--- start ---

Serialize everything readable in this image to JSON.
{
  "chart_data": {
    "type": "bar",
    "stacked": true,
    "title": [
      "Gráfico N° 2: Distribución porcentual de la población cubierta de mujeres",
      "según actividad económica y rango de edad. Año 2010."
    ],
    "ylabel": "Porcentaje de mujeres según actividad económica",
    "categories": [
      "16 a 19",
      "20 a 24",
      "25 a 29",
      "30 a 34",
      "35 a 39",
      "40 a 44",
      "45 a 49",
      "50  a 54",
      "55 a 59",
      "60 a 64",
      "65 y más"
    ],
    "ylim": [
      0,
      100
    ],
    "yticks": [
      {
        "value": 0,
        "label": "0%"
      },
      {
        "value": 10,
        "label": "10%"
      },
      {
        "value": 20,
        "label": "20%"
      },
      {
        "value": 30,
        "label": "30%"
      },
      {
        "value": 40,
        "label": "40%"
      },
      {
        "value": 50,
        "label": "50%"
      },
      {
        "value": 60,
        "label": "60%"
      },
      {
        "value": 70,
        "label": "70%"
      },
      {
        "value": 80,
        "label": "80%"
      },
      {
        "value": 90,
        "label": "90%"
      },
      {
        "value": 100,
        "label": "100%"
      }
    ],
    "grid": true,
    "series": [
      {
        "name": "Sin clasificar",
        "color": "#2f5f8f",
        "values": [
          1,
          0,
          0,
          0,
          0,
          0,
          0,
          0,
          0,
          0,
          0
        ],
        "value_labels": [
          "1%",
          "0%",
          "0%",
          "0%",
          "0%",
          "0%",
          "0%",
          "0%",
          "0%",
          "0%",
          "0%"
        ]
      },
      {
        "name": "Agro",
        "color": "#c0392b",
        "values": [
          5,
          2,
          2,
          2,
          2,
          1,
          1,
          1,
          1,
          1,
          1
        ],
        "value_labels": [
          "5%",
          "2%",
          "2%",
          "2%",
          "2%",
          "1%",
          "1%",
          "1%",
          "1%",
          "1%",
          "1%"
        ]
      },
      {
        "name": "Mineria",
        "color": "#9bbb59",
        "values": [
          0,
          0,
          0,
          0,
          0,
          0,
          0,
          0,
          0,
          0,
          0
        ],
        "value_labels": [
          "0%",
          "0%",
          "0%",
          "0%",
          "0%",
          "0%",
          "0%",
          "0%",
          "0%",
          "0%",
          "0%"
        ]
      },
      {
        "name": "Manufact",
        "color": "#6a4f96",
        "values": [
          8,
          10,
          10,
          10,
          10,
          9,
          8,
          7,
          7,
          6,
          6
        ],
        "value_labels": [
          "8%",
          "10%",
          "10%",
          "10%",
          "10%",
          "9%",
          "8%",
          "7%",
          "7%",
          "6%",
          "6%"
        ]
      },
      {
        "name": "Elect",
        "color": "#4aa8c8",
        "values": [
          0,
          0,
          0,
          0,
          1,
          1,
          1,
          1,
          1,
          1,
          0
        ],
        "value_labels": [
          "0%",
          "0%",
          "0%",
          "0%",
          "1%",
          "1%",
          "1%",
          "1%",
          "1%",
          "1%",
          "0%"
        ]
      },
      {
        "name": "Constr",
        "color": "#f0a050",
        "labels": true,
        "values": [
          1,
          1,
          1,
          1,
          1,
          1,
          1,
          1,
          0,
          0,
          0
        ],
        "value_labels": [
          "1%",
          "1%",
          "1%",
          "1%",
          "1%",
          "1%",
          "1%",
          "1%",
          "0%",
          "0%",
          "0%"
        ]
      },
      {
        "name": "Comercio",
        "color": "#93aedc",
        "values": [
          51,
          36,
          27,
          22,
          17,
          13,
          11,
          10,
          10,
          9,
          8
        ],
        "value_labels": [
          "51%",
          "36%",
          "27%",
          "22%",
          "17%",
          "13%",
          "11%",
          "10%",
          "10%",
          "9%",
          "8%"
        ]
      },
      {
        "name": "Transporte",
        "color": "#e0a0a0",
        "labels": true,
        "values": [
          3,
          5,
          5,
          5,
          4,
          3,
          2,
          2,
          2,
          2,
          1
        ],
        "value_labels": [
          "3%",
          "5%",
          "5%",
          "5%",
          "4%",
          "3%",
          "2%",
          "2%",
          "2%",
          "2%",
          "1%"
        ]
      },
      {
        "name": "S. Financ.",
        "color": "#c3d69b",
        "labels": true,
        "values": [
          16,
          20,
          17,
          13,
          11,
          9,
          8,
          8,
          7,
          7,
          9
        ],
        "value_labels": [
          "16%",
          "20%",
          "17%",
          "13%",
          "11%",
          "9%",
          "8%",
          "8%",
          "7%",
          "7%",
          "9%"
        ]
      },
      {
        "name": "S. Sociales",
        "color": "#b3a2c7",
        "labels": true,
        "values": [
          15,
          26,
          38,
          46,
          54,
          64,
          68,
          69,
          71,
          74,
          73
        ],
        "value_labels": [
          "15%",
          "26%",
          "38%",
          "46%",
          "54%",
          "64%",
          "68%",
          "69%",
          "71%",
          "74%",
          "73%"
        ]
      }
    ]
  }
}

--- end ---

→ **Challenge**
Would you copy out each line exactly as written?

→ **Complete output**
Serialize everything readable in this image to JSON.
{
  "chart_data": {
    "type": "bar",
    "stacked": true,
    "title": [
      "Gráfico N° 2: Distribución porcentual de la población cubierta de mujeres",
      "según actividad económica y rango de edad. Año 2010."
    ],
    "ylabel": "Porcentaje de mujeres según actividad económica",
    "categories": [
      "16 a 19",
      "20 a 24",
      "25 a 29",
      "30 a 34",
      "35 a 39",
      "40 a 44",
      "45 a 49",
      "50  a 54",
      "55 a 59",
      "60 a 64",
      "65 y más"
    ],
    "ylim": [
      0,
      100
    ],
    "yticks": [
      {
        "value": 0,
        "label": "0%"
      },
      {
        "value": 10,
        "label": "10%"
      },
      {
        "value": 20,
        "label": "20%"
      },
      {
        "value": 30,
        "label": "30%"
      },
      {
        "value": 40,
        "label": "40%"
      },
      {
        "value": 50,
        "label": "50%"
      },
      {
        "value": 60,
        "label": "60%"
      },
      {
        "value": 70,
        "label": "70%"
      },
      {
        "value": 80,
        "label": "80%"
      },
      {
        "value": 90,
        "label": "90%"
      },
      {
        "value": 100,
        "label": "100%"
      }
    ],
    "grid": true,
    "series": [
      {
        "name": "Sin clasificar",
        "color": "#2f5f8f",
        "values": [
          1,
          0,
          0,
          0,
          0,
          0,
          0,
          0,
          0,
          0,
          0
        ],
        "value_labels": [
          "1%",
          "0%",
          "0%",
          "0%",
          "0%",
          "0%",
          "0%",
          "0%",
          "0%",
          "0%",
          "0%"
        ]
      },
      {
        "name": "Agro",
        "color": "#c0392b",
        "values": [
          5,
          2,
          2,
          2,
          2,
          1,
          1,
          1,
          1,
          1,
          1
        ],
        "value_labels": [
          "5%",
          "2%",
          "2%",
          "2%",
          "2%",
          "1%",
          "1%",
          "1%",
          "1%",
          "1%",
          "1%"
        ]
      },
      {
        "name": "Mineria",
        "color": "#9bbb59",
        "values": [
          0,
          0,
          0,
          0,
          0,
          0,
          0,
          0,
          0,
          0,
          0
        ],
        "value_labels": [
          "0%",
          "0%",
          "0%",
          "0%",
          "0%",
          "0%",
          "0%",
          "0%",
          "0%",
          "0%",
          "0%"
        ]
      },
      {
        "name": "Manufact",
        "color": "#6a4f96",
        "values": [
          8,
          10,
          10,
          10,
          10,
          9,
          8,
          7,
          7,
          6,
          6
        ],
        "value_labels": [
          "8%",
          "10%",
          "10%",
          "10%",
          "10%",
          "9%",
          "8%",
          "7%",
          "7%",
          "6%",
          "6%"
        ]
      },
      {
        "name": "Elect",
        "color": "#4aa8c8",
        "values": [
          0,
          0,
          0,
          0,
          1,
          1,
          1,
          1,
          1,
          1,
          0
        ],
        "value_labels": [
          "0%",
          "0%",
          "0%",
          "0%",
          "1%",
          "1%",
          "1%",
          "1%",
          "1%",
          "1%",
          "0%"
        ]
      },
      {
        "name": "Constr",
        "color": "#f0a050",
        "labels": true,
        "values": [
          1,
          1,
          1,
          1,
          1,
          1,
          1,
          1,
          0,
          0,
          0
        ],
        "value_labels": [
          "1%",
          "1%",
          "1%",
          "1%",
          "1%",
          "1%",
          "1%",
          "1%",
          "0%",
          "0%",
          "0%"
        ]
      },
      {
        "name": "Comercio",
        "color": "#93aedc",
        "values": [
          51,
          36,
          27,
          22,
          17,
          13,
          11,
          10,
          10,
          9,
          8
        ],
        "value_labels": [
          "51%",
          "36%",
          "27%",
          "22%",
          "17%",
          "13%",
          "11%",
          "10%",
          "10%",
          "9%",
          "8%"
        ]
      },
      {
        "name": "Transporte",
        "color": "#e0a0a0",
        "labels": true,
        "values": [
          3,
          5,
          5,
          5,
          4,
          3,
          2,
          2,
          2,
          2,
          1
        ],
        "value_labels": [
          "3%",
          "5%",
          "5%",
          "5%",
          "4%",
          "3%",
          "2%",
          "2%",
          "2%",
          "2%",
          "1%"
        ]
      },
      {
        "name": "S. Financ.",
        "color": "#c3d69b",
        "labels": true,
        "values": [
          16,
          20,
          17,
          13,
          11,
          9,
          8,
          8,
          7,
          7,
          9
        ],
        "value_labels": [
          "16%",
          "20%",
          "17%",
          "13%",
          "11%",
          "9%",
          "8%",
          "8%",
          "7%",
          "7%",
          "9%"
        ]
      },
      {
        "name": "S. Sociales",
        "color": "#b3a2c7",
        "labels": true,
        "values": [
          15,
          26,
          38,
          46,
          54,
          64,
          68,
          69,
          71,
          74,
          73
        ],
        "value_labels": [
          "15%",
          "26%",
          "38%",
          "46%",
          "54%",
          "64%",
          "68%",
          "69%",
          "71%",
          "74%",
          "73%"
        ]
      }
    ]
  }
}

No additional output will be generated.